Copy out, from the entries below, each line holding the string "content".

--- BEGIN Items ---

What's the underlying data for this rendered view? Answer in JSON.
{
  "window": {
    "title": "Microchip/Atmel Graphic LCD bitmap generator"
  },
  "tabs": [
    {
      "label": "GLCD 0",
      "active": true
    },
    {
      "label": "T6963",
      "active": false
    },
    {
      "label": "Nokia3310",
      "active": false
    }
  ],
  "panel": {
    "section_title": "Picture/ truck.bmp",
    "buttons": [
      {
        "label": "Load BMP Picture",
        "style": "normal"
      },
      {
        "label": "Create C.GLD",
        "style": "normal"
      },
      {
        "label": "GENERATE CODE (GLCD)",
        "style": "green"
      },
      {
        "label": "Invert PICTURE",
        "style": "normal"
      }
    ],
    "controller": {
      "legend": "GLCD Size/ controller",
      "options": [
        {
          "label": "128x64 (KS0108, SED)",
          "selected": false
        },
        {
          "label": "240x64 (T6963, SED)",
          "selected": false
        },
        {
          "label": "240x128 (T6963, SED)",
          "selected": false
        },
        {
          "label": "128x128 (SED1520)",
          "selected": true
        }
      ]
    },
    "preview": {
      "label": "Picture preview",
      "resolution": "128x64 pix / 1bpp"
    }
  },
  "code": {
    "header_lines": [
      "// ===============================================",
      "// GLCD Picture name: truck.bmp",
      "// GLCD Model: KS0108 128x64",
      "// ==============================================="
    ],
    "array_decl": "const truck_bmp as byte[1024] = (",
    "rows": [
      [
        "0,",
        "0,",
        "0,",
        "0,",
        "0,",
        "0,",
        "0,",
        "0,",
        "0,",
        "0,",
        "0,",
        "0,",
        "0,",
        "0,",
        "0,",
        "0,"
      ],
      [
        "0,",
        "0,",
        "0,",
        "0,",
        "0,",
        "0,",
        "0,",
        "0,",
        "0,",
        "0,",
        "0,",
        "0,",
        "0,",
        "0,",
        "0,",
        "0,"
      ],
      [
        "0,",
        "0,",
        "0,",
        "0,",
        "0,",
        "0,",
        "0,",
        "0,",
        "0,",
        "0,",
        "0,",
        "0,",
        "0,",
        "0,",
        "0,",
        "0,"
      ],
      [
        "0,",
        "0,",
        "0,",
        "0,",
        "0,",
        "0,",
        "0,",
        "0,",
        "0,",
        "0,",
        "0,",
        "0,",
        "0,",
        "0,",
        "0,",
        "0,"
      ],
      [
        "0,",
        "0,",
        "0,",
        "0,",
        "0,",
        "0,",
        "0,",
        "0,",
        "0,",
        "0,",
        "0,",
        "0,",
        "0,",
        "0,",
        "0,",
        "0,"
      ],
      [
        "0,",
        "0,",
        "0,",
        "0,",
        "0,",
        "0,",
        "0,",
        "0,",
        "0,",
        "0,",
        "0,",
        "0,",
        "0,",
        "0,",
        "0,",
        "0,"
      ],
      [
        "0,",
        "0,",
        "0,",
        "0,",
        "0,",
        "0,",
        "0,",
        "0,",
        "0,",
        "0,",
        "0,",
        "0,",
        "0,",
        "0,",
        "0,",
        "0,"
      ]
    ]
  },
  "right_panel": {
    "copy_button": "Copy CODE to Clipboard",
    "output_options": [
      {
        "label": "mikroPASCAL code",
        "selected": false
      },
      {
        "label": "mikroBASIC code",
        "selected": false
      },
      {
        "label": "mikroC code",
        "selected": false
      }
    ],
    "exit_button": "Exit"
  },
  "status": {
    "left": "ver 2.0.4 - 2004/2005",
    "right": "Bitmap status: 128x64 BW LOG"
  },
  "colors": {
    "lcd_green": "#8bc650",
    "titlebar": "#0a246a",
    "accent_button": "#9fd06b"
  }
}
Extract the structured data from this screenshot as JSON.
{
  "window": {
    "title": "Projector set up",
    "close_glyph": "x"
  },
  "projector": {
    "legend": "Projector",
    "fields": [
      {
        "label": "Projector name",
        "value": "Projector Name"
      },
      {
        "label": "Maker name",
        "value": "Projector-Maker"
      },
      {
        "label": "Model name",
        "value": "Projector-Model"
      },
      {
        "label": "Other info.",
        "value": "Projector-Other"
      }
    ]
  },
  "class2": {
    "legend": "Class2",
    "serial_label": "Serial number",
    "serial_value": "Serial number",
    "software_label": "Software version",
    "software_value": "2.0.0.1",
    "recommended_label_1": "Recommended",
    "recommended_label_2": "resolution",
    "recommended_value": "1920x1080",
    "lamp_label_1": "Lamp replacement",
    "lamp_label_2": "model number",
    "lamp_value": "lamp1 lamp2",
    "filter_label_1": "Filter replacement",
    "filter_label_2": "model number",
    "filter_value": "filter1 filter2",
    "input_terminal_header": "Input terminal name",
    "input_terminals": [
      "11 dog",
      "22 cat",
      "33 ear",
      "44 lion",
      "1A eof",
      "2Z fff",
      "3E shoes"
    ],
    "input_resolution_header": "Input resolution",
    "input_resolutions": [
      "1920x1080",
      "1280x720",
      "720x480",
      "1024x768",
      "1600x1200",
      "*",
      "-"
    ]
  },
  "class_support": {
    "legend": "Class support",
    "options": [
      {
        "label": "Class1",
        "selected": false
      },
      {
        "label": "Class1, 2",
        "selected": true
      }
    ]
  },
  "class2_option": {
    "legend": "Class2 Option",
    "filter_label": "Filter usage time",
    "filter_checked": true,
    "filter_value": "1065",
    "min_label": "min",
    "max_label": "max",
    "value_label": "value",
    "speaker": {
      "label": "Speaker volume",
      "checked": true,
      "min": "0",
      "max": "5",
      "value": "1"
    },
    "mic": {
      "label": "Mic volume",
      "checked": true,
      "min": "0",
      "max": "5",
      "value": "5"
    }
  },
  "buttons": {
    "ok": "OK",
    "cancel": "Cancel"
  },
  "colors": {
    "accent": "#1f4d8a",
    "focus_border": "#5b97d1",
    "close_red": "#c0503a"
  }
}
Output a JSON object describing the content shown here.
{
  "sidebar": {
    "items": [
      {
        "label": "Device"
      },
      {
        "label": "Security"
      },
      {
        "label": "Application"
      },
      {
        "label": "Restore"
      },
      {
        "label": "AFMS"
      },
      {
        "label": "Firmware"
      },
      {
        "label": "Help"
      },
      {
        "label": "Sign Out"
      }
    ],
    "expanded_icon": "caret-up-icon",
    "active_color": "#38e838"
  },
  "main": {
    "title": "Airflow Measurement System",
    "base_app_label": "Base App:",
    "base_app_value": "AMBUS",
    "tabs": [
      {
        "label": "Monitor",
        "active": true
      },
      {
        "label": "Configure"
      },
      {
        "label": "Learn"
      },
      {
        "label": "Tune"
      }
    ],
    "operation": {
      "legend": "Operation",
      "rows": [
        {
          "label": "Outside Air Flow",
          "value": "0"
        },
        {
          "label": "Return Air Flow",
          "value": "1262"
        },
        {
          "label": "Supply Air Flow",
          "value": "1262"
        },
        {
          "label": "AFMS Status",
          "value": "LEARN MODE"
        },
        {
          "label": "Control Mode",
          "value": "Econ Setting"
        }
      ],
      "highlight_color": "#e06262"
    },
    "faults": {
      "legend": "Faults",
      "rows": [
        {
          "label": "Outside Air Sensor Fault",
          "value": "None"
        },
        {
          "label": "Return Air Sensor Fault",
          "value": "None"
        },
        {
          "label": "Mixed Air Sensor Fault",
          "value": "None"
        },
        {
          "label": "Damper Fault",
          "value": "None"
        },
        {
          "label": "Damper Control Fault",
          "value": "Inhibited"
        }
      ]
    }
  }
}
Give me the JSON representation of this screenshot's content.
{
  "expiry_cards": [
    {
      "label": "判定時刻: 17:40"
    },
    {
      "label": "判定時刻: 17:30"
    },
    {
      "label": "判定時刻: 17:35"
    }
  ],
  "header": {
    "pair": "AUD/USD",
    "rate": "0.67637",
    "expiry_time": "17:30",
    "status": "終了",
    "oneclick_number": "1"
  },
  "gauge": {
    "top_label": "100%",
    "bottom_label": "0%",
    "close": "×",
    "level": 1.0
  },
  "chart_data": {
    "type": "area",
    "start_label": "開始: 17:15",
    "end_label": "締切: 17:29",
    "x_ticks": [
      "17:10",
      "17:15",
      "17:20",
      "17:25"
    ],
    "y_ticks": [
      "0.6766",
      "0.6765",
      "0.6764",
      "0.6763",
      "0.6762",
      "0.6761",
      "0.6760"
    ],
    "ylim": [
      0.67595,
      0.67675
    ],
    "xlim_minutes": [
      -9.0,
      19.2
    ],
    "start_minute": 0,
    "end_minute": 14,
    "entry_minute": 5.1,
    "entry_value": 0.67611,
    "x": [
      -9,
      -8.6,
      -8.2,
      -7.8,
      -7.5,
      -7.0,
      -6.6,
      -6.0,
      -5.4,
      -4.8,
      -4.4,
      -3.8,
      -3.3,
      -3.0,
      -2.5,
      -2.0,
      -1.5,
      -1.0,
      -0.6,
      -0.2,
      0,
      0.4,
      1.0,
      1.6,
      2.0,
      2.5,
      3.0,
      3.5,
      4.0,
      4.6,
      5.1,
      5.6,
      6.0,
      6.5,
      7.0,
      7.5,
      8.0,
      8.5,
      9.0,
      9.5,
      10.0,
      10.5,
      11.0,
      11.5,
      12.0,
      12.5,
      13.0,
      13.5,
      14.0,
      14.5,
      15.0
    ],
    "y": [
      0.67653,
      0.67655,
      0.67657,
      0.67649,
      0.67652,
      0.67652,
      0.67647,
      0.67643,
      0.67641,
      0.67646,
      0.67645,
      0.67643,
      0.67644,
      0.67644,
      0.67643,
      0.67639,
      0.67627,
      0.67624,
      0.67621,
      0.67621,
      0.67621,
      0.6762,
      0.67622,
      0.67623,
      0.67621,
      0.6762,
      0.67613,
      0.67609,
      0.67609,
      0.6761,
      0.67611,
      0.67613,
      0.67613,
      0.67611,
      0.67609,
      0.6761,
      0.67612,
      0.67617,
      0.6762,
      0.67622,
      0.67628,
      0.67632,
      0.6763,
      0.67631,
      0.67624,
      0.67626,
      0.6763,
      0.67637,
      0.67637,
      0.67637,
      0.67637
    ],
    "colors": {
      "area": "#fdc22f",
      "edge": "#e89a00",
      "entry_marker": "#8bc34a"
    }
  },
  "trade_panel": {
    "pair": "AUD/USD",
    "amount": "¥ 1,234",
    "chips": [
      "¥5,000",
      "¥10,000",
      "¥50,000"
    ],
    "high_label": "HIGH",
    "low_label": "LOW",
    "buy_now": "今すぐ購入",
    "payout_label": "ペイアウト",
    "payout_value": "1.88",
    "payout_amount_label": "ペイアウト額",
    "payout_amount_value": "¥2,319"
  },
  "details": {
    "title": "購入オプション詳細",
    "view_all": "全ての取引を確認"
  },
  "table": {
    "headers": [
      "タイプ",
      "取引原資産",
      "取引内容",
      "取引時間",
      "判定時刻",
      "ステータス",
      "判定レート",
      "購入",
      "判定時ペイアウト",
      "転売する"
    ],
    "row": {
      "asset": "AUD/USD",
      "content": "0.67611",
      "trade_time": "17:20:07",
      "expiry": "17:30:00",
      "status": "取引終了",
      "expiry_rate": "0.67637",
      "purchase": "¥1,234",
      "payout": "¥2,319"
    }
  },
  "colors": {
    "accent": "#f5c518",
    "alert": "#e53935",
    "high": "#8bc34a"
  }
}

--- END Items ---

• The solution
Output a JSON object describing the content shown here.
Give me the JSON representation of this screenshot's content.
      "content": "0.67611",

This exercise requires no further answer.